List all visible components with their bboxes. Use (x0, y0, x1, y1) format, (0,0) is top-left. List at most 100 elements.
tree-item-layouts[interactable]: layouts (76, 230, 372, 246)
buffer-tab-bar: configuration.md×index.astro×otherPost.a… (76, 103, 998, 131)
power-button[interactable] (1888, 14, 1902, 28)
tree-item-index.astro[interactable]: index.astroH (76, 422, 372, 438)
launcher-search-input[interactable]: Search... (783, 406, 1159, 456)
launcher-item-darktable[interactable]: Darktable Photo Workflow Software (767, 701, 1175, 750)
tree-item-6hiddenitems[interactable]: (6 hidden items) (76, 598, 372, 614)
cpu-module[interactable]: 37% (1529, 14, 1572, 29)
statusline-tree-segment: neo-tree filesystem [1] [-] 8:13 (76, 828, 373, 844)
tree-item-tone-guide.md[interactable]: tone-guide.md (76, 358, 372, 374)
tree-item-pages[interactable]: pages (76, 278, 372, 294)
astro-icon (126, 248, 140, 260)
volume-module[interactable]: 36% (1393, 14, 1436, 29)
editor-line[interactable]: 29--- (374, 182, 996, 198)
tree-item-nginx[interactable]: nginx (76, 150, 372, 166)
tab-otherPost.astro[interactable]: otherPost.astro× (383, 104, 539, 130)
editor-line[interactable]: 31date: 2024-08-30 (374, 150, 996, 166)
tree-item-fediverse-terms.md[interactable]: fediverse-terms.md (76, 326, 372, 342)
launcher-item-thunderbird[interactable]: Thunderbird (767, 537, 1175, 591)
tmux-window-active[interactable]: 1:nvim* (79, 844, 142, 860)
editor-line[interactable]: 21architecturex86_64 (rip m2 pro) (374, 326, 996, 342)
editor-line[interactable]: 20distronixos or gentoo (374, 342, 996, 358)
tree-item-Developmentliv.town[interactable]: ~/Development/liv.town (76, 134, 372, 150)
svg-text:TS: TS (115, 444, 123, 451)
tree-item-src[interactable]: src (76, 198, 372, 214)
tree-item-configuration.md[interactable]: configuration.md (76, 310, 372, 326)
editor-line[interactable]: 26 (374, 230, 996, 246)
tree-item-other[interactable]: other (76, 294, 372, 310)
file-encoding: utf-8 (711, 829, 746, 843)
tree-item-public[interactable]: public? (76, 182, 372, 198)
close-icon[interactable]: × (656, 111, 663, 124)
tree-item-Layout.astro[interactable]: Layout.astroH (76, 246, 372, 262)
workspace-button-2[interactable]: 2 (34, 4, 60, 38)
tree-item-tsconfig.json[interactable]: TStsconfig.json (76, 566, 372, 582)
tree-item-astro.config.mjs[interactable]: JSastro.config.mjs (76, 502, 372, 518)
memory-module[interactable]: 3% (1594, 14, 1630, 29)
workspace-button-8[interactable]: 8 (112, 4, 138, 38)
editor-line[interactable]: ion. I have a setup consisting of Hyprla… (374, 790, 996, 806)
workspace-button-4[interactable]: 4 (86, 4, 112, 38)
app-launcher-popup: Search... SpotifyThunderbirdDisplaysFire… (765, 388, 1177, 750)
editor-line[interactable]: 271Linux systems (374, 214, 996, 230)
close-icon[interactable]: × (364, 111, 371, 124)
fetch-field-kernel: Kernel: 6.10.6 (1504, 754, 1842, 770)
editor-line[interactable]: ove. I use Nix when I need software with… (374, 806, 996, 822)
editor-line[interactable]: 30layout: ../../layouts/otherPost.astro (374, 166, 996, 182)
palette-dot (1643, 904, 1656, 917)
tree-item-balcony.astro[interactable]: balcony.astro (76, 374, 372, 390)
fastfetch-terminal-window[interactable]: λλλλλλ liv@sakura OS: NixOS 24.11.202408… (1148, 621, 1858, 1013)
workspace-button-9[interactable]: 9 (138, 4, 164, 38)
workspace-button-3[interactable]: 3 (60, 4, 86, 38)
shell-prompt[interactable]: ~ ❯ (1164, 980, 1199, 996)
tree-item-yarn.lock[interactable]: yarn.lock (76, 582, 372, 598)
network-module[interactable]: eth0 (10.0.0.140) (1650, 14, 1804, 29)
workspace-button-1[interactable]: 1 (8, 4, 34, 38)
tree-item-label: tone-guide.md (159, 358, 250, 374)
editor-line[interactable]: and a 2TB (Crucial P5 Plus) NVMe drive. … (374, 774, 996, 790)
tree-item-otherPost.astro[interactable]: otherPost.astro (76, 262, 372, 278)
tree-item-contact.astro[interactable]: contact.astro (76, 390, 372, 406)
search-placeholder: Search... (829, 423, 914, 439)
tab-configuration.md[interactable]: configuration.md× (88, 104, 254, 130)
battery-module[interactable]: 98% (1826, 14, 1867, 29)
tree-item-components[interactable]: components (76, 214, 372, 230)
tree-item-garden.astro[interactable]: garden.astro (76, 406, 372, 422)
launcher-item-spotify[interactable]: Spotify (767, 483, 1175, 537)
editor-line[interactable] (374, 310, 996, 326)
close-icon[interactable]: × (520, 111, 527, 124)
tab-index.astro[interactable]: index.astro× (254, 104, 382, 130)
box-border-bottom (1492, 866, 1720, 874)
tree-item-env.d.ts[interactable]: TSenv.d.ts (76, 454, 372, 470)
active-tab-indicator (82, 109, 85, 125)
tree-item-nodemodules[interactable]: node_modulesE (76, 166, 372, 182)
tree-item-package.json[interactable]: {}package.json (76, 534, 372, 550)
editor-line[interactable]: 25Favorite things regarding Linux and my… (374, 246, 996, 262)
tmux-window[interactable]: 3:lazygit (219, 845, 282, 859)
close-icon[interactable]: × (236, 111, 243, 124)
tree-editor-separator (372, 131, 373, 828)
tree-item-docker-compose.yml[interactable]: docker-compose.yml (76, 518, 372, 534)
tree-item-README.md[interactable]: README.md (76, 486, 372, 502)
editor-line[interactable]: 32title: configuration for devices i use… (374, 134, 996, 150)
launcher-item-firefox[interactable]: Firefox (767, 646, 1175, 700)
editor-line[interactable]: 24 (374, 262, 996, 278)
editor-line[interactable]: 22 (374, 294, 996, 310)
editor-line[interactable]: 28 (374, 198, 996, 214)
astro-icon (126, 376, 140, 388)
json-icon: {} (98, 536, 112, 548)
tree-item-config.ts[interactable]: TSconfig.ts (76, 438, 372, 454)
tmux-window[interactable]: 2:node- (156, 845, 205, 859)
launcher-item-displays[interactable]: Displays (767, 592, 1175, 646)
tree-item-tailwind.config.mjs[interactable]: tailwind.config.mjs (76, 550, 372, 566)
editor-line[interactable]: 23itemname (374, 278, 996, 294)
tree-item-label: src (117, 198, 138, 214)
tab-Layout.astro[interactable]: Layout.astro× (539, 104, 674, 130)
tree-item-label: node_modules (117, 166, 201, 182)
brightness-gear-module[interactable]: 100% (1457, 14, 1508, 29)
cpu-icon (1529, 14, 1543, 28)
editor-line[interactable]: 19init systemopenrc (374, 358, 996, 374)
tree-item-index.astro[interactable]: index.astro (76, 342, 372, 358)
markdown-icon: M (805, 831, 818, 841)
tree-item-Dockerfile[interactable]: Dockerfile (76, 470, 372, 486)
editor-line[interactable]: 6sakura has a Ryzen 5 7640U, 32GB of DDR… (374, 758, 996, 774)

+++++

:: Given task ::
Can you copy the data above word for word, keeping every line unchanged?

:: Solution to this task ::
List all visible components with their bboxes. Use (x0, y0, x1, y1) format, (0,0) is top-left. List at most 100 elements.
tree-item-layouts[interactable]: layouts (76, 230, 372, 246)
buffer-tab-bar: configuration.md×index.astro×otherPost.a… (76, 103, 998, 131)
power-button[interactable] (1888, 14, 1902, 28)
tree-item-index.astro[interactable]: index.astroH (76, 422, 372, 438)
launcher-search-input[interactable]: Search... (783, 406, 1159, 456)
launcher-item-darktable[interactable]: Darktable Photo Workflow Software (767, 701, 1175, 750)
tree-item-6hiddenitems[interactable]: (6 hidden items) (76, 598, 372, 614)
cpu-module[interactable]: 37% (1529, 14, 1572, 29)
statusline-tree-segment: neo-tree filesystem [1] [-] 8:13 (76, 828, 373, 844)
tree-item-tone-guide.md[interactable]: tone-guide.md (76, 358, 372, 374)
tree-item-pages[interactable]: pages (76, 278, 372, 294)
astro-icon (126, 248, 140, 260)
volume-module[interactable]: 36% (1393, 14, 1436, 29)
editor-line[interactable]: 29--- (374, 182, 996, 198)
tree-item-nginx[interactable]: nginx (76, 150, 372, 166)
tab-otherPost.astro[interactable]: otherPost.astro× (383, 104, 539, 130)
editor-line[interactable]: 31date: 2024-08-30 (374, 150, 996, 166)
tree-item-fediverse-terms.md[interactable]: fediverse-terms.md (76, 326, 372, 342)
launcher-item-thunderbird[interactable]: Thunderbird (767, 537, 1175, 591)
tmux-window-active[interactable]: 1:nvim* (79, 844, 142, 860)
editor-line[interactable]: 21architecturex86_64 (rip m2 pro) (374, 326, 996, 342)
editor-line[interactable]: 20distronixos or gentoo (374, 342, 996, 358)
tree-item-Developmentliv.town[interactable]: ~/Development/liv.town (76, 134, 372, 150)
svg-text:TS: TS (115, 444, 123, 451)
tree-item-src[interactable]: src (76, 198, 372, 214)
tree-item-configuration.md[interactable]: configuration.md (76, 310, 372, 326)
editor-line[interactable]: 26 (374, 230, 996, 246)
tree-item-other[interactable]: other (76, 294, 372, 310)
file-encoding: utf-8 (711, 829, 746, 843)
tree-item-public[interactable]: public? (76, 182, 372, 198)
close-icon[interactable]: × (656, 111, 663, 124)
tree-item-Layout.astro[interactable]: Layout.astroH (76, 246, 372, 262)
workspace-button-2[interactable]: 2 (34, 4, 60, 38)
tree-item-tsconfig.json[interactable]: TStsconfig.json (76, 566, 372, 582)
tree-item-astro.config.mjs[interactable]: JSastro.config.mjs (76, 502, 372, 518)
memory-module[interactable]: 3% (1594, 14, 1630, 29)
workspace-button-8[interactable]: 8 (112, 4, 138, 38)
editor-line[interactable]: ion. I have a setup consisting of Hyprla… (374, 790, 996, 806)
workspace-button-4[interactable]: 4 (86, 4, 112, 38)
app-launcher-popup: Search... SpotifyThunderbirdDisplaysFire… (765, 388, 1177, 750)
editor-line[interactable]: 271Linux systems (374, 214, 996, 230)
close-icon[interactable]: × (364, 111, 371, 124)
fetch-field-kernel: Kernel: 6.10.6 (1504, 754, 1842, 770)
editor-line[interactable]: ove. I use Nix when I need software with… (374, 806, 996, 822)
editor-line[interactable]: 30layout: ../../layouts/otherPost.astro (374, 166, 996, 182)
palette-dot (1643, 904, 1656, 917)
tree-item-balcony.astro[interactable]: balcony.astro (76, 374, 372, 390)
fastfetch-terminal-window[interactable]: λλλλλλ liv@sakura OS: NixOS 24.11.202408… (1148, 621, 1858, 1013)
workspace-button-9[interactable]: 9 (138, 4, 164, 38)
workspace-button-3[interactable]: 3 (60, 4, 86, 38)
shell-prompt[interactable]: ~ ❯ (1164, 980, 1199, 996)
tree-item-yarn.lock[interactable]: yarn.lock (76, 582, 372, 598)
network-module[interactable]: eth0 (10.0.0.140) (1650, 14, 1804, 29)
workspace-button-1[interactable]: 1 (8, 4, 34, 38)
tree-item-label: tone-guide.md (159, 358, 250, 374)
editor-line[interactable]: and a 2TB (Crucial P5 Plus) NVMe drive. … (374, 774, 996, 790)
tree-item-otherPost.astro[interactable]: otherPost.astro (76, 262, 372, 278)
tree-item-contact.astro[interactable]: contact.astro (76, 390, 372, 406)
search-placeholder: Search... (829, 423, 914, 439)
tab-configuration.md[interactable]: configuration.md× (88, 104, 254, 130)
battery-module[interactable]: 98% (1826, 14, 1867, 29)
tree-item-components[interactable]: components (76, 214, 372, 230)
tree-item-garden.astro[interactable]: garden.astro (76, 406, 372, 422)
launcher-item-spotify[interactable]: Spotify (767, 483, 1175, 537)
editor-line[interactable] (374, 310, 996, 326)
close-icon[interactable]: × (520, 111, 527, 124)
tab-index.astro[interactable]: index.astro× (254, 104, 382, 130)
box-border-bottom (1492, 866, 1720, 874)
tree-item-env.d.ts[interactable]: TSenv.d.ts (76, 454, 372, 470)
active-tab-indicator (82, 109, 85, 125)
tree-item-nodemodules[interactable]: node_modulesE (76, 166, 372, 182)
tree-item-package.json[interactable]: {}package.json (76, 534, 372, 550)
editor-line[interactable]: 25Favorite things regarding Linux and my… (374, 246, 996, 262)
tmux-window[interactable]: 3:lazygit (219, 845, 282, 859)
close-icon[interactable]: × (236, 111, 243, 124)
tree-editor-separator (372, 131, 373, 828)
tree-item-docker-compose.yml[interactable]: docker-compose.yml (76, 518, 372, 534)
tree-item-README.md[interactable]: README.md (76, 486, 372, 502)
editor-line[interactable]: 32title: configuration for devices i use… (374, 134, 996, 150)
launcher-item-firefox[interactable]: Firefox (767, 646, 1175, 700)
editor-line[interactable]: 24 (374, 262, 996, 278)
editor-line[interactable]: 22 (374, 294, 996, 310)
editor-line[interactable]: 28 (374, 198, 996, 214)
astro-icon (126, 376, 140, 388)
json-icon: {} (98, 536, 112, 548)
tree-item-config.ts[interactable]: TSconfig.ts (76, 438, 372, 454)
tmux-window[interactable]: 2:node- (156, 845, 205, 859)
launcher-item-displays[interactable]: Displays (767, 592, 1175, 646)
tree-item-tailwind.config.mjs[interactable]: tailwind.config.mjs (76, 550, 372, 566)
editor-line[interactable]: 23itemname (374, 278, 996, 294)
tree-item-label: src (117, 198, 138, 214)
tab-Layout.astro[interactable]: Layout.astro× (539, 104, 674, 130)
tree-item-label: node_modules (117, 166, 201, 182)
brightness-gear-module[interactable]: 100% (1457, 14, 1508, 29)
cpu-icon (1529, 14, 1543, 28)
editor-line[interactable]: 19init systemopenrc (374, 358, 996, 374)
tree-item-index.astro[interactable]: index.astro (76, 342, 372, 358)
markdown-icon: M (805, 831, 818, 841)
tree-item-Dockerfile[interactable]: Dockerfile (76, 470, 372, 486)
editor-line[interactable]: 6sakura has a Ryzen 5 7640U, 32GB of DDR… (374, 758, 996, 774)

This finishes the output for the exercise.